• THE PROBLEM
Transcribe the whole listing below without changing a word, but leave out every image.

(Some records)
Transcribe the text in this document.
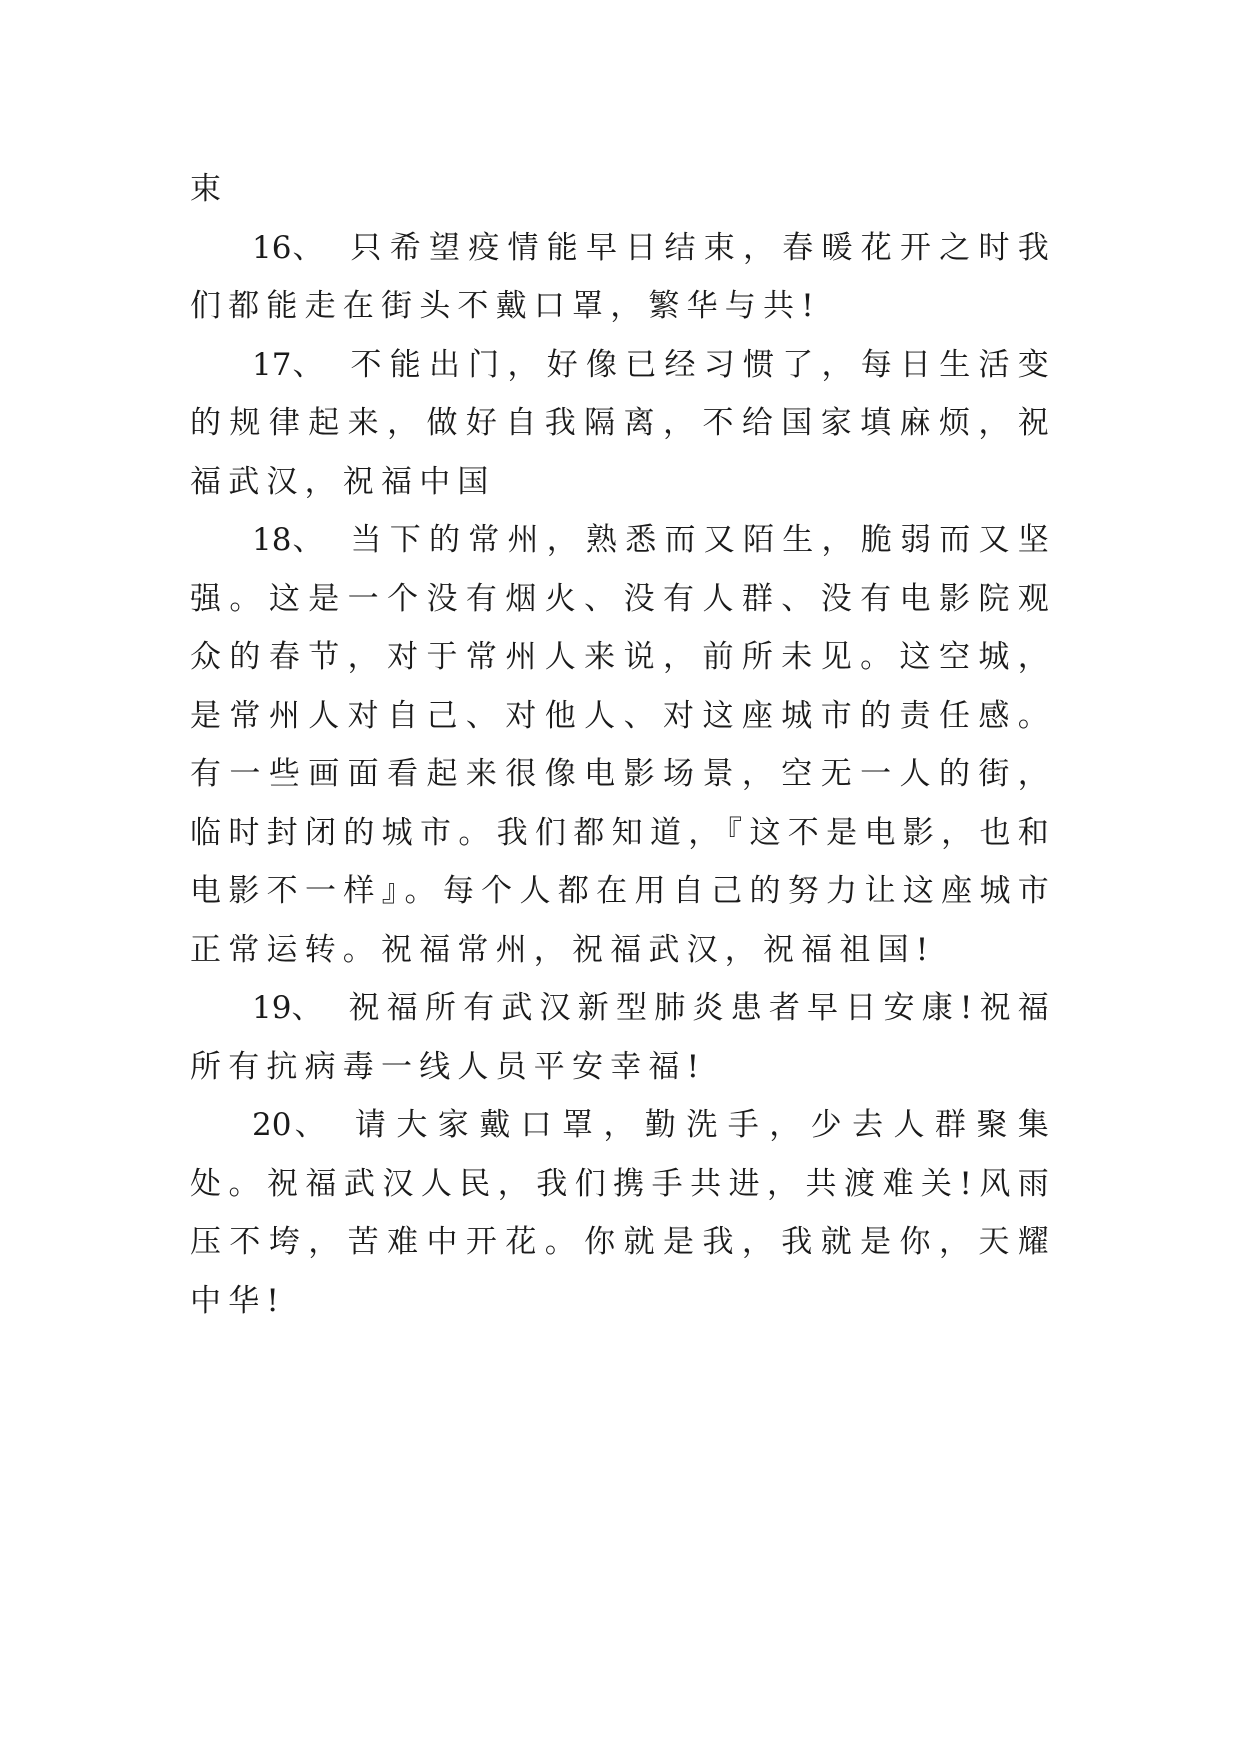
束

16、 只希望疫情能早日结束，春暖花开之时我们都能走在街头不戴口罩，繁华与共!

17、 不能出门，好像已经习惯了，每日生活变的规律起来，做好自我隔离，不给国家填麻烦，祝福武汉，祝福中国

18、 当下的常州，熟悉而又陌生，脆弱而又坚强。这是一个没有烟火、没有人群、没有电影院观众的春节，对于常州人来说，前所未见。这空城，是常州人对自己、对他人、对这座城市的责任感。有一些画面看起来很像电影场景，空无一人的街，临时封闭的城市。我们都知道，『这不是电影，也和电影不一样』。每个人都在用自己的努力让这座城市正常运转。祝福常州，祝福武汉，祝福祖国!

19、 祝福所有武汉新型肺炎患者早日安康!祝福所有抗病毒一线人员平安幸福!

20、 请大家戴口罩，勤洗手，少去人群聚集处。祝福武汉人民，我们携手共进，共渡难关!风雨压不垮，苦难中开花。你就是我，我就是你，天耀中华!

• COMPLETE RESPONSE
Transcribe the text in this document.
束

16、 只希望疫情能早日结束，春暖花开之时我们都能走在街头不戴口罩，繁华与共!

17、 不能出门，好像已经习惯了，每日生活变的规律起来，做好自我隔离，不给国家填麻烦，祝福武汉，祝福中国

18、 当下的常州，熟悉而又陌生，脆弱而又坚强。这是一个没有烟火、没有人群、没有电影院观众的春节，对于常州人来说，前所未见。这空城，是常州人对自己、对他人、对这座城市的责任感。有一些画面看起来很像电影场景，空无一人的街，临时封闭的城市。我们都知道，『这不是电影，也和电影不一样』。每个人都在用自己的努力让这座城市正常运转。祝福常州，祝福武汉，祝福祖国!

19、 祝福所有武汉新型肺炎患者早日安康!祝福所有抗病毒一线人员平安幸福!

20、 请大家戴口罩，勤洗手，少去人群聚集处。祝福武汉人民，我们携手共进，共渡难关!风雨压不垮，苦难中开花。你就是我，我就是你，天耀中华!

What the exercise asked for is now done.